* _EXTRAIT SOURCE_
Pour le deuxième mardi de suite, la marche hebdomadaire des étudiants n’a pas eu lieu. Les forces de sécurité ont mis, dès les premières heures de la journée, un dispositif fortement renforcé qui semble avoir dissuadé les étudiants de tenir leur rituelle marche.
Le Comité national pour la libération des détenus (CNLD) a déploré, au milieu de la journée, des arrestations parmi les étudiants qui ont tenté de se regrouper. L’association Rassemblement Actions Jeunesse (RAJ) a dénoncé, dans un communiqué, l’interdiction de la manifestation estudiantine. « Le pouvoir poursuit la répression. La 115e marche des étudiants à Alger a été encore une fois violemment empêchée par la police faisant plusieurs arrestations entre étudiants et citoyens », écrit RAJ. La même association dit également interpeller le pouvoir sur « les violations et atteintes aux libertés d’expression et de manifestations ». RAJ a lancé, par la même occasion, un appel « aux forces du Hirak à plus de mobilisation pour le respect des libertés démocratiques garanties par les différentes Constitutions qu’a connues l’Algérie et par les différentes conventions que l’Algérie a ratifiées».
A noter que la marche des étudiants a pu se tenir à Béjaïa et Tizi Ouzou avec une forte participation des citoyens qui ont brandi et clamé les slogans du mouvement populaire.

* _ENREGISTREMENTS FOURNIS_
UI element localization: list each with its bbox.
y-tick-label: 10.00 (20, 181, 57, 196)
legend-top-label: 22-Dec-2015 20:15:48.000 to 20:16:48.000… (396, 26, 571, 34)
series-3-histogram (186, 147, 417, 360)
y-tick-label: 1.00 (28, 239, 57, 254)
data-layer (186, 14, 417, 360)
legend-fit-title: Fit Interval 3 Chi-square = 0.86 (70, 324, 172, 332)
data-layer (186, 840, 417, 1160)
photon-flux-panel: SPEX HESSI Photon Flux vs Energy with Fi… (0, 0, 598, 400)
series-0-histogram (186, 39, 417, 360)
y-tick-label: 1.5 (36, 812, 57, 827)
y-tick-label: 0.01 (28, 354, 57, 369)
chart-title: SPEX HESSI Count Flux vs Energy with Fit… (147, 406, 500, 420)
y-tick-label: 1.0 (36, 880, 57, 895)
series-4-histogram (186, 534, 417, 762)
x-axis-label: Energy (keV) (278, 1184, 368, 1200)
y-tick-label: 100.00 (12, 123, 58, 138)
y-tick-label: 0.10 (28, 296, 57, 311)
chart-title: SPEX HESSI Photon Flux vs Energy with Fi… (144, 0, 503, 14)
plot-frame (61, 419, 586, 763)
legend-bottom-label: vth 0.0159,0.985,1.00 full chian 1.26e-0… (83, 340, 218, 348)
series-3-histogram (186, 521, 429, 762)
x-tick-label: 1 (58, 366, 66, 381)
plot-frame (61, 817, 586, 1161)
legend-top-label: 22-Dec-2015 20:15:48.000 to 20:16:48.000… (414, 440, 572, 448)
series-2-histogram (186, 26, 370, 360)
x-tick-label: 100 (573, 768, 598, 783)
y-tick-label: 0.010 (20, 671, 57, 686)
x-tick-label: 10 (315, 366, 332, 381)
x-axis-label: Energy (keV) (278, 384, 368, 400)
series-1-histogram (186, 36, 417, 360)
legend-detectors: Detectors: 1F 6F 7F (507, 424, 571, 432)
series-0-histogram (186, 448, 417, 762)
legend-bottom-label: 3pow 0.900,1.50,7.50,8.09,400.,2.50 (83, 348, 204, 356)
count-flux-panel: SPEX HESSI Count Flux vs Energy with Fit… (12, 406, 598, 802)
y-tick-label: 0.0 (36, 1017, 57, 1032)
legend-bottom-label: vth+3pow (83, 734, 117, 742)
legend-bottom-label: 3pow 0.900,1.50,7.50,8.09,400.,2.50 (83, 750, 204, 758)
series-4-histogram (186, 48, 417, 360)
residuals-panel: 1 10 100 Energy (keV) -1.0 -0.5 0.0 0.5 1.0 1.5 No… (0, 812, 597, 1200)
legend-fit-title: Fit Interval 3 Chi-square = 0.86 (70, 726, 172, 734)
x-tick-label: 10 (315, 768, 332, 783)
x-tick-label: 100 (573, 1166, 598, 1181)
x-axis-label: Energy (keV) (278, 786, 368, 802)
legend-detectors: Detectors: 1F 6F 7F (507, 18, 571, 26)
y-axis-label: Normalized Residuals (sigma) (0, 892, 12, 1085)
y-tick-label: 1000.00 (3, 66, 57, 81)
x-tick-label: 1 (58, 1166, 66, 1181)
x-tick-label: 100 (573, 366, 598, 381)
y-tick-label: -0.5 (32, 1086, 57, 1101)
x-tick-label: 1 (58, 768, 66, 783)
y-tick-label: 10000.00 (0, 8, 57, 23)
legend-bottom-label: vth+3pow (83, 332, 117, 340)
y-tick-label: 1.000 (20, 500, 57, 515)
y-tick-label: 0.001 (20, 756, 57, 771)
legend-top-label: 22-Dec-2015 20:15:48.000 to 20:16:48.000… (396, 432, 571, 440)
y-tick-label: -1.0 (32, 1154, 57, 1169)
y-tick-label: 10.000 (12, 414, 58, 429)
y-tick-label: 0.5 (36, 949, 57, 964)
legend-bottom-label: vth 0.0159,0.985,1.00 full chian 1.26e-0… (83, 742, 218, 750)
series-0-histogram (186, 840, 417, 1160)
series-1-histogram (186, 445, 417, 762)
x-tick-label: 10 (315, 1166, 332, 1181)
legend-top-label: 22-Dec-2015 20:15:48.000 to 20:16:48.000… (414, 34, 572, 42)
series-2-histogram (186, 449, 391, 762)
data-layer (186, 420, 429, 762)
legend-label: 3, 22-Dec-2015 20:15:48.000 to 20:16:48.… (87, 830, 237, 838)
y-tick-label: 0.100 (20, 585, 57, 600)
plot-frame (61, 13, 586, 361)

* _ACTIONS DEMANDÉES_
- A) Répondez aux questions suivantes d'après l'article sur la marche des étudiants :
(i) Quelle organisation a déploré, au milieu de la journée, des arrestations parmi les étudiants ?
(ii) Quel numéro RAJ attribue-t-il à la marche des étudiants empêchée à Alger ?
(iii) Dans quelles villes la marche des étudiants a-t-elle pu se tenir ?
- B) Recopiez mot pour mot, dans l'article sur la marche des étudiants, le passage qui s'ouvre sur les mots « A noter que » et se referme sur « du mouvement populaire. ».
- C) D'après l'article sur la marche des étudiants, pourquoi la marche hebdomadaire n'a-t-elle pas eu lieu ? Répondez en une à trois phrases.
Les enregistrements ci-dessus ne sont pas nécessaires.

* _RÉPONSES PAR POINT_
- A)
(i) Le Comité national pour la libération des détenus (CNLD).
(ii) La 115e marche.
(iii) À Béjaïa et à Tizi Ouzou.

- B)
A noter que la marche des étudiants a pu se tenir à Béjaïa et Tizi Ouzou avec une forte participation des citoyens qui ont brandi et clamé les slogans du mouvement populaire.

- C) Dès les premières heures de la journée, les forces de sécurité ont mis en place un dispositif fortement renforcé. Ce dispositif semble avoir dissuadé les étudiants de tenir leur marche rituelle.